### INSTRUCTIONS FOR THE TASK
Assemble all lines in which the string "name" appears.

### EXCERPTED RECORDS
----------
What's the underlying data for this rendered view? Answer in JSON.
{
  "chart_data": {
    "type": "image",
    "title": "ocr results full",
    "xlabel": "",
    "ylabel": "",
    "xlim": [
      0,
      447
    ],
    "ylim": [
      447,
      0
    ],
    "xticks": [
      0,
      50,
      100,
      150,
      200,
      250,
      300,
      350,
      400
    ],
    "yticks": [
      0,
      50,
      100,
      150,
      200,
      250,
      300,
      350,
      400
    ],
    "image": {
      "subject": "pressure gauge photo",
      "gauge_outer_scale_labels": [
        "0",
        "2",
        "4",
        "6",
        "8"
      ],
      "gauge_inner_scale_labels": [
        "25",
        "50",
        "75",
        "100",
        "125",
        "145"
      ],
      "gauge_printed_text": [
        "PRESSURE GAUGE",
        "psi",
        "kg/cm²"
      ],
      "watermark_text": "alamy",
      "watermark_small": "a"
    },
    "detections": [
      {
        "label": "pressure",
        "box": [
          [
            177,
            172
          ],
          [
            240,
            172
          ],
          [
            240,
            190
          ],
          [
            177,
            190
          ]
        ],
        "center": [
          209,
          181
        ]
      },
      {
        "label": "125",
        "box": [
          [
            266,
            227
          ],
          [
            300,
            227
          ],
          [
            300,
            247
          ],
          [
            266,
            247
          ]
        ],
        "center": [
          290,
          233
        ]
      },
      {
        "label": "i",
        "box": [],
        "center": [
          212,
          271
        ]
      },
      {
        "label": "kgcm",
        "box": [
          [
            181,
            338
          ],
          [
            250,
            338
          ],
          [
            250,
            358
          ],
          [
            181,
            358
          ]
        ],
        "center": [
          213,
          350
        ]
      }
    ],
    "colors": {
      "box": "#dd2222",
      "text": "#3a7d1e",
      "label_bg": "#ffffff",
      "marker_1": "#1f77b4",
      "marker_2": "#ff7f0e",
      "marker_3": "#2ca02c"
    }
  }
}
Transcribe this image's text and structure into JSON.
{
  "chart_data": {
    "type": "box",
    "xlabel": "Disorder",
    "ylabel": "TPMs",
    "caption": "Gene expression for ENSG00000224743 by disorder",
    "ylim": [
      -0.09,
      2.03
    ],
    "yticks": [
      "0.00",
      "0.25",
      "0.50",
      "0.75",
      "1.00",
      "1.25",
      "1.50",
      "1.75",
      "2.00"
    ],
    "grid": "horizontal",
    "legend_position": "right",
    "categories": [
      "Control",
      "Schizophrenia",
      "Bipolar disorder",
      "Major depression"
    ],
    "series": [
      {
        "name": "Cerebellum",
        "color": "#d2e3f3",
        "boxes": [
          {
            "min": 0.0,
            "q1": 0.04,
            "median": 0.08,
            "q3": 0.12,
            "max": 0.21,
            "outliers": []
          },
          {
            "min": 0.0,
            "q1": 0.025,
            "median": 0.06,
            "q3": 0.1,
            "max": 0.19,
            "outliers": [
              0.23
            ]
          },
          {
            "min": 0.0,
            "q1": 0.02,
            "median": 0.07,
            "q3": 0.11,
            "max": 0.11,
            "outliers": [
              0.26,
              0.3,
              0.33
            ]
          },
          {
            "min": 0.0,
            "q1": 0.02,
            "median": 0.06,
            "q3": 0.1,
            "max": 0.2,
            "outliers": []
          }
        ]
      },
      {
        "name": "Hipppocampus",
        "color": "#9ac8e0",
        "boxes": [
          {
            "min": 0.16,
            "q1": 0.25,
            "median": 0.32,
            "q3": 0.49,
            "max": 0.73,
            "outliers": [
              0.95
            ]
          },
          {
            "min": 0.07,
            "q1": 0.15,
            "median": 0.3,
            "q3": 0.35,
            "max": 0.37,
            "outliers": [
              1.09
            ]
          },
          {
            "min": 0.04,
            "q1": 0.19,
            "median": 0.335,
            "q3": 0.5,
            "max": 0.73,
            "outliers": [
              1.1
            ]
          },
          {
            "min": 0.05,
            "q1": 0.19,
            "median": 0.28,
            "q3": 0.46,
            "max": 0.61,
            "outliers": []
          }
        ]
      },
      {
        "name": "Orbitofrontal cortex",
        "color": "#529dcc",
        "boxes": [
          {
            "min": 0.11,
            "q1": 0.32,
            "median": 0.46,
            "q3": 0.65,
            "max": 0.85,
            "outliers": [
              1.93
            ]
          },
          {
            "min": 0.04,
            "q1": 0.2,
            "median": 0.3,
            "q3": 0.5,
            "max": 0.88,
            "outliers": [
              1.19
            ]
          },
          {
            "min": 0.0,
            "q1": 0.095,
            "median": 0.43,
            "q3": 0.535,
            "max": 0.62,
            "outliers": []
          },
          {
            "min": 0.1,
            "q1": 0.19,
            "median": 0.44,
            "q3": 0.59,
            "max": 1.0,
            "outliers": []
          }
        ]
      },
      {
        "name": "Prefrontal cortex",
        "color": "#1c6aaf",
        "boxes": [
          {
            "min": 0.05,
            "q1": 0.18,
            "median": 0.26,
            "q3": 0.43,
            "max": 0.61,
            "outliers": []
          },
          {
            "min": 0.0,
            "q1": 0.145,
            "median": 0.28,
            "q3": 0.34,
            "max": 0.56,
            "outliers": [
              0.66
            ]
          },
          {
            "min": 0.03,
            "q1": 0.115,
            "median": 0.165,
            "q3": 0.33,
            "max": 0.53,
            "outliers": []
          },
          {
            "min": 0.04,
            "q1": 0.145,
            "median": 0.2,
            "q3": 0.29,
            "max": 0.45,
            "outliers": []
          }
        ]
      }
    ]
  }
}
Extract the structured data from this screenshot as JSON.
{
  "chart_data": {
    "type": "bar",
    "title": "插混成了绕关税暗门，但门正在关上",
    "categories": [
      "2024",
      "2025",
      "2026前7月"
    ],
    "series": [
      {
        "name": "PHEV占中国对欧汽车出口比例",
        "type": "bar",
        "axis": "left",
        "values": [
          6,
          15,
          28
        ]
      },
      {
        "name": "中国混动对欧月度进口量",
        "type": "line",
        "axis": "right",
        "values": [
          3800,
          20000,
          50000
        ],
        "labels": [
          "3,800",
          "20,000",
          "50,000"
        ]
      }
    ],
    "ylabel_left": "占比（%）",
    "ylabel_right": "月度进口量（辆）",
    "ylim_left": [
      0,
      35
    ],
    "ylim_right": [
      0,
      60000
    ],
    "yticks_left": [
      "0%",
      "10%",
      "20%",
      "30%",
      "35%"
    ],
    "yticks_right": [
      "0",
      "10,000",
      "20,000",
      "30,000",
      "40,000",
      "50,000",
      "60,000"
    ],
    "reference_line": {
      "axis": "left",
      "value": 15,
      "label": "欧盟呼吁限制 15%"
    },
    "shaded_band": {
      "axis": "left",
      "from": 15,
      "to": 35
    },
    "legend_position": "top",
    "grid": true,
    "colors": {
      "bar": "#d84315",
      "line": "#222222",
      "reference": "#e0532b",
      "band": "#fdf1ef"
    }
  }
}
----------
### EXPECTED OUTPUT
        "name": "Cerebellum",
        "name": "Hipppocampus",
        "name": "Orbitofrontal cortex",
        "name": "Prefrontal cortex",
        "name": "PHEV占中国对欧汽车出口比例",
        "name": "中国混动对欧月度进口量",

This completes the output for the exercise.